● JOB
Set the listing down again in full, word for word, with the pictures left out.

● MATERIAL
◆ ◆ ◆
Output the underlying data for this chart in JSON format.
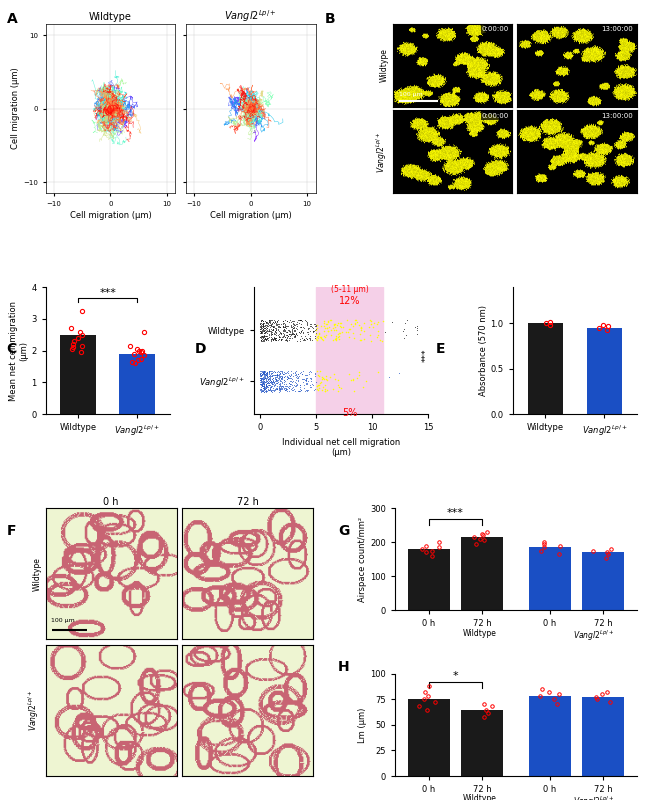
{
  "panel_A": {
    "title_wt": "Wildtype",
    "title_vang": "Vangl2^{Lp/+}",
    "xlabel": "Cell migration (μm)",
    "ylabel": "Cell migration (μm)",
    "xlim": [
      -10,
      10
    ],
    "ylim": [
      -10,
      10
    ],
    "xticks": [
      -10,
      0,
      10
    ],
    "yticks": [
      -10,
      0,
      10
    ]
  },
  "panel_C": {
    "categories": [
      "Wildtype",
      "Vangl2^{Lp/+}"
    ],
    "means": [
      2.5,
      1.9
    ],
    "bar_colors": [
      "#1a1a1a",
      "#1a4fc4"
    ],
    "ylabel": "Mean net cell migration\n(μm)",
    "ylim": [
      0,
      4
    ],
    "yticks": [
      0,
      1,
      2,
      3,
      4
    ],
    "sig_text": "***",
    "dot_color": "#ff0000",
    "wt_dots": [
      3.25,
      2.7,
      2.6,
      2.5,
      2.4,
      2.3,
      2.2,
      2.15,
      2.1,
      2.05,
      1.95
    ],
    "vang_dots": [
      2.6,
      2.15,
      2.05,
      2.0,
      2.0,
      1.95,
      1.9,
      1.85,
      1.75,
      1.7,
      1.65,
      1.6
    ]
  },
  "panel_D": {
    "ylabel_wt": "Wildtype",
    "ylabel_vang": "Vangl2^{Lp/+}",
    "xlabel": "Individual net cell migration\n(μm)",
    "xlim": [
      0,
      15
    ],
    "xticks": [
      0,
      5,
      10,
      15
    ],
    "highlight_xmin": 5,
    "highlight_xmax": 11,
    "highlight_label": "(5-11 μm)",
    "pct_wt": "12%",
    "pct_vang": "5%",
    "sig_text": "***",
    "wt_color": "#1a1a1a",
    "vang_color": "#1a4fc4",
    "highlight_color": "#f5d0e8"
  },
  "panel_E": {
    "categories": [
      "Wildtype",
      "Vangl2^{Lp/+}"
    ],
    "means": [
      1.0,
      0.95
    ],
    "bar_colors": [
      "#1a1a1a",
      "#1a4fc4"
    ],
    "ylabel": "Absorbance (570 nm)",
    "ylim": [
      0,
      1.4
    ],
    "yticks": [
      0.0,
      0.5,
      1.0
    ],
    "dot_color": "#ff0000",
    "wt_dots": [
      1.0,
      0.98,
      1.02
    ],
    "vang_dots": [
      0.97,
      0.95,
      0.93,
      0.98
    ]
  },
  "panel_G": {
    "categories": [
      "0 h",
      "72 h",
      "0 h",
      "72 h"
    ],
    "means": [
      180,
      215,
      185,
      170
    ],
    "bar_colors": [
      "#1a1a1a",
      "#1a1a1a",
      "#1a4fc4",
      "#1a4fc4"
    ],
    "ylabel": "Airspace count/mm²",
    "ylim": [
      0,
      300
    ],
    "yticks": [
      0,
      100,
      200,
      300
    ],
    "sig_text": "***",
    "dot_color": "#ff0000",
    "wt_0h_dots": [
      160,
      170,
      175,
      180,
      185,
      190,
      200
    ],
    "wt_72h_dots": [
      195,
      205,
      210,
      215,
      220,
      225,
      230
    ],
    "vang_0h_dots": [
      165,
      175,
      185,
      190,
      195,
      200
    ],
    "vang_72h_dots": [
      155,
      165,
      170,
      175,
      180
    ]
  },
  "panel_H": {
    "categories": [
      "0 h",
      "72 h",
      "0 h",
      "72 h"
    ],
    "means": [
      75,
      65,
      78,
      77
    ],
    "bar_colors": [
      "#1a1a1a",
      "#1a1a1a",
      "#1a4fc4",
      "#1a4fc4"
    ],
    "ylabel": "Lm (μm)",
    "ylim": [
      0,
      100
    ],
    "yticks": [
      0,
      25,
      50,
      75,
      100
    ],
    "sig_text": "*",
    "dot_color": "#ff0000",
    "wt_0h_dots": [
      65,
      68,
      72,
      75,
      78,
      82,
      88
    ],
    "wt_72h_dots": [
      58,
      62,
      65,
      68,
      70
    ],
    "vang_0h_dots": [
      70,
      75,
      78,
      80,
      82,
      85
    ],
    "vang_72h_dots": [
      72,
      75,
      77,
      80,
      82
    ]
  },
  "background_color": "#ffffff"
}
◆ ◆ ◆
● EXERCISE OUTPUT
Output the underlying data for this chart in JSON format.
{
  "panel_A": {
    "title_wt": "Wildtype",
    "title_vang": "Vangl2^{Lp/+}",
    "xlabel": "Cell migration (μm)",
    "ylabel": "Cell migration (μm)",
    "xlim": [
      -10,
      10
    ],
    "ylim": [
      -10,
      10
    ],
    "xticks": [
      -10,
      0,
      10
    ],
    "yticks": [
      -10,
      0,
      10
    ]
  },
  "panel_C": {
    "categories": [
      "Wildtype",
      "Vangl2^{Lp/+}"
    ],
    "means": [
      2.5,
      1.9
    ],
    "bar_colors": [
      "#1a1a1a",
      "#1a4fc4"
    ],
    "ylabel": "Mean net cell migration\n(μm)",
    "ylim": [
      0,
      4
    ],
    "yticks": [
      0,
      1,
      2,
      3,
      4
    ],
    "sig_text": "***",
    "dot_color": "#ff0000",
    "wt_dots": [
      3.25,
      2.7,
      2.6,
      2.5,
      2.4,
      2.3,
      2.2,
      2.15,
      2.1,
      2.05,
      1.95
    ],
    "vang_dots": [
      2.6,
      2.15,
      2.05,
      2.0,
      2.0,
      1.95,
      1.9,
      1.85,
      1.75,
      1.7,
      1.65,
      1.6
    ]
  },
  "panel_D": {
    "ylabel_wt": "Wildtype",
    "ylabel_vang": "Vangl2^{Lp/+}",
    "xlabel": "Individual net cell migration\n(μm)",
    "xlim": [
      0,
      15
    ],
    "xticks": [
      0,
      5,
      10,
      15
    ],
    "highlight_xmin": 5,
    "highlight_xmax": 11,
    "highlight_label": "(5-11 μm)",
    "pct_wt": "12%",
    "pct_vang": "5%",
    "sig_text": "***",
    "wt_color": "#1a1a1a",
    "vang_color": "#1a4fc4",
    "highlight_color": "#f5d0e8"
  },
  "panel_E": {
    "categories": [
      "Wildtype",
      "Vangl2^{Lp/+}"
    ],
    "means": [
      1.0,
      0.95
    ],
    "bar_colors": [
      "#1a1a1a",
      "#1a4fc4"
    ],
    "ylabel": "Absorbance (570 nm)",
    "ylim": [
      0,
      1.4
    ],
    "yticks": [
      0.0,
      0.5,
      1.0
    ],
    "dot_color": "#ff0000",
    "wt_dots": [
      1.0,
      0.98,
      1.02
    ],
    "vang_dots": [
      0.97,
      0.95,
      0.93,
      0.98
    ]
  },
  "panel_G": {
    "categories": [
      "0 h",
      "72 h",
      "0 h",
      "72 h"
    ],
    "means": [
      180,
      215,
      185,
      170
    ],
    "bar_colors": [
      "#1a1a1a",
      "#1a1a1a",
      "#1a4fc4",
      "#1a4fc4"
    ],
    "ylabel": "Airspace count/mm²",
    "ylim": [
      0,
      300
    ],
    "yticks": [
      0,
      100,
      200,
      300
    ],
    "sig_text": "***",
    "dot_color": "#ff0000",
    "wt_0h_dots": [
      160,
      170,
      175,
      180,
      185,
      190,
      200
    ],
    "wt_72h_dots": [
      195,
      205,
      210,
      215,
      220,
      225,
      230
    ],
    "vang_0h_dots": [
      165,
      175,
      185,
      190,
      195,
      200
    ],
    "vang_72h_dots": [
      155,
      165,
      170,
      175,
      180
    ]
  },
  "panel_H": {
    "categories": [
      "0 h",
      "72 h",
      "0 h",
      "72 h"
    ],
    "means": [
      75,
      65,
      78,
      77
    ],
    "bar_colors": [
      "#1a1a1a",
      "#1a1a1a",
      "#1a4fc4",
      "#1a4fc4"
    ],
    "ylabel": "Lm (μm)",
    "ylim": [
      0,
      100
    ],
    "yticks": [
      0,
      25,
      50,
      75,
      100
    ],
    "sig_text": "*",
    "dot_color": "#ff0000",
    "wt_0h_dots": [
      65,
      68,
      72,
      75,
      78,
      82,
      88
    ],
    "wt_72h_dots": [
      58,
      62,
      65,
      68,
      70
    ],
    "vang_0h_dots": [
      70,
      75,
      78,
      80,
      82,
      85
    ],
    "vang_72h_dots": [
      72,
      75,
      77,
      80,
      82
    ]
  },
  "background_color": "#ffffff"
}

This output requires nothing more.